→ **PROBLEM REQUIREMENTS**: Take the listing and print it in full, exactly as given.

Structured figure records
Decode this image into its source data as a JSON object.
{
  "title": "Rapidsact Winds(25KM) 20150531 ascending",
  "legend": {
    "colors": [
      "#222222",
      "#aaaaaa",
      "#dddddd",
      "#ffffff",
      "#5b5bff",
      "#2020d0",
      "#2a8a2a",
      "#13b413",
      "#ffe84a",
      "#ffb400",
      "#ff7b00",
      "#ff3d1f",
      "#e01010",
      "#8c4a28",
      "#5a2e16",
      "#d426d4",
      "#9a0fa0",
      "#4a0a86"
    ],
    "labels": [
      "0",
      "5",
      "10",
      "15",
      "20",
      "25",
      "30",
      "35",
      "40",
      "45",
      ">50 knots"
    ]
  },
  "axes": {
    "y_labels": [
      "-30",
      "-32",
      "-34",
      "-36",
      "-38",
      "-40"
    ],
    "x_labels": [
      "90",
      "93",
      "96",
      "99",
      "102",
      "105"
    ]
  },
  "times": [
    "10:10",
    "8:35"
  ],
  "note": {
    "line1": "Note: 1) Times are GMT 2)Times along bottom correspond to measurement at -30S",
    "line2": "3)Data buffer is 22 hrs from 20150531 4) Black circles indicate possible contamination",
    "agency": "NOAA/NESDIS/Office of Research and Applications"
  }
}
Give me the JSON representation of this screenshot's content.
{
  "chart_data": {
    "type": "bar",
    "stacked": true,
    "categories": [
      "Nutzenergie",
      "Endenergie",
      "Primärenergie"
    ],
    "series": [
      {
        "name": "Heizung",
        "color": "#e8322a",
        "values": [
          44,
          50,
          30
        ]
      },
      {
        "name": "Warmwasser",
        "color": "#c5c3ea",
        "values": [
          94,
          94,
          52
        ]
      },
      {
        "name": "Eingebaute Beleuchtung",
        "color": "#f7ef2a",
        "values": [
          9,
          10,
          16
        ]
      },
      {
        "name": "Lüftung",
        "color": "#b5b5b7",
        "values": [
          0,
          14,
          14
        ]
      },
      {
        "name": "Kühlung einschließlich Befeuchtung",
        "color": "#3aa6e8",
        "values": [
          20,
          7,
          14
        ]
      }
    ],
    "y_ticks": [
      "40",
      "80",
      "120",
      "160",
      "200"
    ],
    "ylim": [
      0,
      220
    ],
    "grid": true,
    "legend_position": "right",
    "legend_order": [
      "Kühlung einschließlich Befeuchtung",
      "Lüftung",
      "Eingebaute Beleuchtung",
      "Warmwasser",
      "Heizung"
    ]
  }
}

→ **TASK ANSWER**:
Decode this image into its source data as a JSON object.
{
  "title": "Rapidsact Winds(25KM) 20150531 ascending",
  "legend": {
    "colors": [
      "#222222",
      "#aaaaaa",
      "#dddddd",
      "#ffffff",
      "#5b5bff",
      "#2020d0",
      "#2a8a2a",
      "#13b413",
      "#ffe84a",
      "#ffb400",
      "#ff7b00",
      "#ff3d1f",
      "#e01010",
      "#8c4a28",
      "#5a2e16",
      "#d426d4",
      "#9a0fa0",
      "#4a0a86"
    ],
    "labels": [
      "0",
      "5",
      "10",
      "15",
      "20",
      "25",
      "30",
      "35",
      "40",
      "45",
      ">50 knots"
    ]
  },
  "axes": {
    "y_labels": [
      "-30",
      "-32",
      "-34",
      "-36",
      "-38",
      "-40"
    ],
    "x_labels": [
      "90",
      "93",
      "96",
      "99",
      "102",
      "105"
    ]
  },
  "times": [
    "10:10",
    "8:35"
  ],
  "note": {
    "line1": "Note: 1) Times are GMT 2)Times along bottom correspond to measurement at -30S",
    "line2": "3)Data buffer is 22 hrs from 20150531 4) Black circles indicate possible contamination",
    "agency": "NOAA/NESDIS/Office of Research and Applications"
  }
}
Give me the JSON representation of this screenshot's content.
{
  "chart_data": {
    "type": "bar",
    "stacked": true,
    "categories": [
      "Nutzenergie",
      "Endenergie",
      "Primärenergie"
    ],
    "series": [
      {
        "name": "Heizung",
        "color": "#e8322a",
        "values": [
          44,
          50,
          30
        ]
      },
      {
        "name": "Warmwasser",
        "color": "#c5c3ea",
        "values": [
          94,
          94,
          52
        ]
      },
      {
        "name": "Eingebaute Beleuchtung",
        "color": "#f7ef2a",
        "values": [
          9,
          10,
          16
        ]
      },
      {
        "name": "Lüftung",
        "color": "#b5b5b7",
        "values": [
          0,
          14,
          14
        ]
      },
      {
        "name": "Kühlung einschließlich Befeuchtung",
        "color": "#3aa6e8",
        "values": [
          20,
          7,
          14
        ]
      }
    ],
    "y_ticks": [
      "40",
      "80",
      "120",
      "160",
      "200"
    ],
    "ylim": [
      0,
      220
    ],
    "grid": true,
    "legend_position": "right",
    "legend_order": [
      "Kühlung einschließlich Befeuchtung",
      "Lüftung",
      "Eingebaute Beleuchtung",
      "Warmwasser",
      "Heizung"
    ]
  }
}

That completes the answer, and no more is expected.